- Given passage
Content starts
The treatment of AHEI remains controversial. Our patient was administered corticosteroids to hasten his recovery and avoid rapid progression of the disease. Thus, our patient’s lesions were cleared within 8 days. While steroids are not usually needed for lesion resolution, the use of short-term systemic corticosteroid therapy can help prevent the progression of the disease [6]. In our study, we documented the lesion resolution process by using a digital camera to show daily changes in lesion characteristics.
Content ends
- About this task
Can you copy, word for word, the stretch of the passage on AHEI treatment from "The treatment of" through "in lesion characteristics."? The lines after this have no connection to the passage on AHEI treatment.

- Information given
Content starts
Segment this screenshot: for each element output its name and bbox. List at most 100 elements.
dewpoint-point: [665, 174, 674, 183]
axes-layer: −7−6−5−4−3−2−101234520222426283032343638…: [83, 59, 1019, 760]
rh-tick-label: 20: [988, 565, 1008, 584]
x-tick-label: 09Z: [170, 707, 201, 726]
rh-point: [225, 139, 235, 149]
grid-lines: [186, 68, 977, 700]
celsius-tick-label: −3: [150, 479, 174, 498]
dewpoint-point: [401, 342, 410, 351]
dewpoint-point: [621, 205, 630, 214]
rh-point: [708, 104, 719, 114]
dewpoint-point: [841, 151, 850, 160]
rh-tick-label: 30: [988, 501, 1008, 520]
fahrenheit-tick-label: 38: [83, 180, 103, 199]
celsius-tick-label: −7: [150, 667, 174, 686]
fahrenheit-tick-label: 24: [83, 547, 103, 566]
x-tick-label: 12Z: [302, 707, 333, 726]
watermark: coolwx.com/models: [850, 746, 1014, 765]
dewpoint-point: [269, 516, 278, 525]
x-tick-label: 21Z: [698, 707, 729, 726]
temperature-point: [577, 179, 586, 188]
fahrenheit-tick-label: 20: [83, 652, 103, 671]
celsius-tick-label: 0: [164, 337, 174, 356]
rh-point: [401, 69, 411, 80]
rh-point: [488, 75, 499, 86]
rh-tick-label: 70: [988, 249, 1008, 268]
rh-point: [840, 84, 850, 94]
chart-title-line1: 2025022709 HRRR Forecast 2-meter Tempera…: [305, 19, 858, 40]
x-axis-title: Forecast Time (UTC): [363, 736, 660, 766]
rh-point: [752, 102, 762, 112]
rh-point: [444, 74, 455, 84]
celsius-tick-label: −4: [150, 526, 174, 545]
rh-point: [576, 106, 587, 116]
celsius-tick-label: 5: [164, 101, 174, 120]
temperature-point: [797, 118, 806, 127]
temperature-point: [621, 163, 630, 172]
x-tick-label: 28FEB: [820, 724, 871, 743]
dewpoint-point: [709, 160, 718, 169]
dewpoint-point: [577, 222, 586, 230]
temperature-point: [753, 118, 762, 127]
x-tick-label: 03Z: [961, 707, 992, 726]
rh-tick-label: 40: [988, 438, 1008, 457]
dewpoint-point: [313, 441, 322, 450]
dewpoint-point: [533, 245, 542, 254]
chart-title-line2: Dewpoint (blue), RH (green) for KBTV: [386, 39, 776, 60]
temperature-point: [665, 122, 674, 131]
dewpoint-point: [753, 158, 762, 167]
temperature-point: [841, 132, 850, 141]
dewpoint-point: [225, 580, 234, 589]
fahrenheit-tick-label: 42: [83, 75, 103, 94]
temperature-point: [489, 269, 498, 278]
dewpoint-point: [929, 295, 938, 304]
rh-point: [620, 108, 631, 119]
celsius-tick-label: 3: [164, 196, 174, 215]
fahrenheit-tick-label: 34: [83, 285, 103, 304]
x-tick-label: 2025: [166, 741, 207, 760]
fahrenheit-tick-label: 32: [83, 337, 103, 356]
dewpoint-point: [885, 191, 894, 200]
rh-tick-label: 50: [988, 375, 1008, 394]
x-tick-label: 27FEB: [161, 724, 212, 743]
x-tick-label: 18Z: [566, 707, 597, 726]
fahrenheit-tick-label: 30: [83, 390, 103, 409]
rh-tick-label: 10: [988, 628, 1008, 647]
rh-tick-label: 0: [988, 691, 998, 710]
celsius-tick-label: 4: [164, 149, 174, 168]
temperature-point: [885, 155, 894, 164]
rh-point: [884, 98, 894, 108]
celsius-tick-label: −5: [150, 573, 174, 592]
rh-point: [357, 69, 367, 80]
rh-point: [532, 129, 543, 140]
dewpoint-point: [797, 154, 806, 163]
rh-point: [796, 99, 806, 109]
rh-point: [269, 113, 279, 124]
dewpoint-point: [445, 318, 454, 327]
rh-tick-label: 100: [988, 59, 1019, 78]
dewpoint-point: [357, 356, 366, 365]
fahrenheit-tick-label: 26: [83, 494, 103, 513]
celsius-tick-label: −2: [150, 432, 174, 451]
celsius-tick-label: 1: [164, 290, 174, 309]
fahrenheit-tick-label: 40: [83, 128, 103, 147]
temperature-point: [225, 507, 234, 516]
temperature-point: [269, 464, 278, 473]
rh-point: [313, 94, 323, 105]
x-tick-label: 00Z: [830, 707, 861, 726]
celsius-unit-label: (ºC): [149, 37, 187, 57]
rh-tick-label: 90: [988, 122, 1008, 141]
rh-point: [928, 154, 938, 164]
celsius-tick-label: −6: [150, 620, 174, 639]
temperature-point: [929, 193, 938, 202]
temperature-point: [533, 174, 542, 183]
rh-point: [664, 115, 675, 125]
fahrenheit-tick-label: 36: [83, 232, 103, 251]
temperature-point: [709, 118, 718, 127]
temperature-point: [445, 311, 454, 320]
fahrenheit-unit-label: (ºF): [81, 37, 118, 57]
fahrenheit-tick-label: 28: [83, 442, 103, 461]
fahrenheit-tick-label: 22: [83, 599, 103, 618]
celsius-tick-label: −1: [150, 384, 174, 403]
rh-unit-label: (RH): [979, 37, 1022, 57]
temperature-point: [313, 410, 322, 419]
Content ends
- Expected answer
The treatment of AHEI remains controversial. Our patient was administered corticosteroids to hasten his recovery and avoid rapid progression of the disease. Thus, our patient’s lesions were cleared within 8 days. While steroids are not usually needed for lesion resolution, the use of short-term systemic corticosteroid therapy can help prevent the progression of the disease [6]. In our study, we documented the lesion resolution process by using a digital camera to show daily changes in lesion characteristics.